Quote all of the entries word for word.
::: MATERIAL PROVIDED
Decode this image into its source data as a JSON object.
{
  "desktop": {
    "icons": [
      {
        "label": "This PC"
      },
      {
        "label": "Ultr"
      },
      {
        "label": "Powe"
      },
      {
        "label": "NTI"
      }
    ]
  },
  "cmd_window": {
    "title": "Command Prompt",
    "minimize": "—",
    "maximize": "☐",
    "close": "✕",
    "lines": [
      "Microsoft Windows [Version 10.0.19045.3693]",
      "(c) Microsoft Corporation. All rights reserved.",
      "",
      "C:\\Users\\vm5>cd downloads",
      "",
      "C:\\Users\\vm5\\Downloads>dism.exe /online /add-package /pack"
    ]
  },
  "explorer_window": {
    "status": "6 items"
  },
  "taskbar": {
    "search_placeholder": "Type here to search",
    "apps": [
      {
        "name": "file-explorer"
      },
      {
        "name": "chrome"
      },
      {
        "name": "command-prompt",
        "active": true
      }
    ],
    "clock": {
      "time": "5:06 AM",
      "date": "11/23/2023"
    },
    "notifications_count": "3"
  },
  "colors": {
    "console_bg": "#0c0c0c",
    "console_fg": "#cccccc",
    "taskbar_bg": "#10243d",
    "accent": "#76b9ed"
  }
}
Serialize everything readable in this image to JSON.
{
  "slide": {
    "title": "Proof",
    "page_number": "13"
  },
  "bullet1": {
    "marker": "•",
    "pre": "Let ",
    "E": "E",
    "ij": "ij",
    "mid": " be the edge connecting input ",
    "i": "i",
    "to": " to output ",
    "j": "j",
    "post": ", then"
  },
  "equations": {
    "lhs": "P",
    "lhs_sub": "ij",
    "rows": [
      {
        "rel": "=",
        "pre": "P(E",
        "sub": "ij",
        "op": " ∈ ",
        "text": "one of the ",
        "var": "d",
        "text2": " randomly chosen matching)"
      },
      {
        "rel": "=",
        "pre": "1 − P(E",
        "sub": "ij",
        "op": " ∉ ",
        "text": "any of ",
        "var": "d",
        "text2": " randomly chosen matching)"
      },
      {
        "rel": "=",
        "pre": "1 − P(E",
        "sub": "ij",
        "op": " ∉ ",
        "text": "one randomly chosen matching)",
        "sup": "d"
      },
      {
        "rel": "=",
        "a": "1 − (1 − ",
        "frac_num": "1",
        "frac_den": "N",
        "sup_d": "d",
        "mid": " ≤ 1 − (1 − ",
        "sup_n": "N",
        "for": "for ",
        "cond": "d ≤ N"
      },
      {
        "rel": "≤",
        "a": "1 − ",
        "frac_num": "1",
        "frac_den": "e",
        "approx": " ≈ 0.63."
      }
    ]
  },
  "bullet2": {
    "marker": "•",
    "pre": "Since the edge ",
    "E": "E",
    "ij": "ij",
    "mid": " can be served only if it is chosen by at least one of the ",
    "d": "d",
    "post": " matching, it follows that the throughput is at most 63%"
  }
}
::::::
__COMPLETED EXERCISE__:
Decode this image into its source data as a JSON object.
{
  "desktop": {
    "icons": [
      {
        "label": "This PC"
      },
      {
        "label": "Ultr"
      },
      {
        "label": "Powe"
      },
      {
        "label": "NTI"
      }
    ]
  },
  "cmd_window": {
    "title": "Command Prompt",
    "minimize": "—",
    "maximize": "☐",
    "close": "✕",
    "lines": [
      "Microsoft Windows [Version 10.0.19045.3693]",
      "(c) Microsoft Corporation. All rights reserved.",
      "",
      "C:\\Users\\vm5>cd downloads",
      "",
      "C:\\Users\\vm5\\Downloads>dism.exe /online /add-package /pack"
    ]
  },
  "explorer_window": {
    "status": "6 items"
  },
  "taskbar": {
    "search_placeholder": "Type here to search",
    "apps": [
      {
        "name": "file-explorer"
      },
      {
        "name": "chrome"
      },
      {
        "name": "command-prompt",
        "active": true
      }
    ],
    "clock": {
      "time": "5:06 AM",
      "date": "11/23/2023"
    },
    "notifications_count": "3"
  },
  "colors": {
    "console_bg": "#0c0c0c",
    "console_fg": "#cccccc",
    "taskbar_bg": "#10243d",
    "accent": "#76b9ed"
  }
}
Serialize everything readable in this image to JSON.
{
  "slide": {
    "title": "Proof",
    "page_number": "13"
  },
  "bullet1": {
    "marker": "•",
    "pre": "Let ",
    "E": "E",
    "ij": "ij",
    "mid": " be the edge connecting input ",
    "i": "i",
    "to": " to output ",
    "j": "j",
    "post": ", then"
  },
  "equations": {
    "lhs": "P",
    "lhs_sub": "ij",
    "rows": [
      {
        "rel": "=",
        "pre": "P(E",
        "sub": "ij",
        "op": " ∈ ",
        "text": "one of the ",
        "var": "d",
        "text2": " randomly chosen matching)"
      },
      {
        "rel": "=",
        "pre": "1 − P(E",
        "sub": "ij",
        "op": " ∉ ",
        "text": "any of ",
        "var": "d",
        "text2": " randomly chosen matching)"
      },
      {
        "rel": "=",
        "pre": "1 − P(E",
        "sub": "ij",
        "op": " ∉ ",
        "text": "one randomly chosen matching)",
        "sup": "d"
      },
      {
        "rel": "=",
        "a": "1 − (1 − ",
        "frac_num": "1",
        "frac_den": "N",
        "sup_d": "d",
        "mid": " ≤ 1 − (1 − ",
        "sup_n": "N",
        "for": "for ",
        "cond": "d ≤ N"
      },
      {
        "rel": "≤",
        "a": "1 − ",
        "frac_num": "1",
        "frac_den": "e",
        "approx": " ≈ 0.63."
      }
    ]
  },
  "bullet2": {
    "marker": "•",
    "pre": "Since the edge ",
    "E": "E",
    "ij": "ij",
    "mid": " can be served only if it is chosen by at least one of the ",
    "d": "d",
    "post": " matching, it follows that the throughput is at most 63%"
  }
}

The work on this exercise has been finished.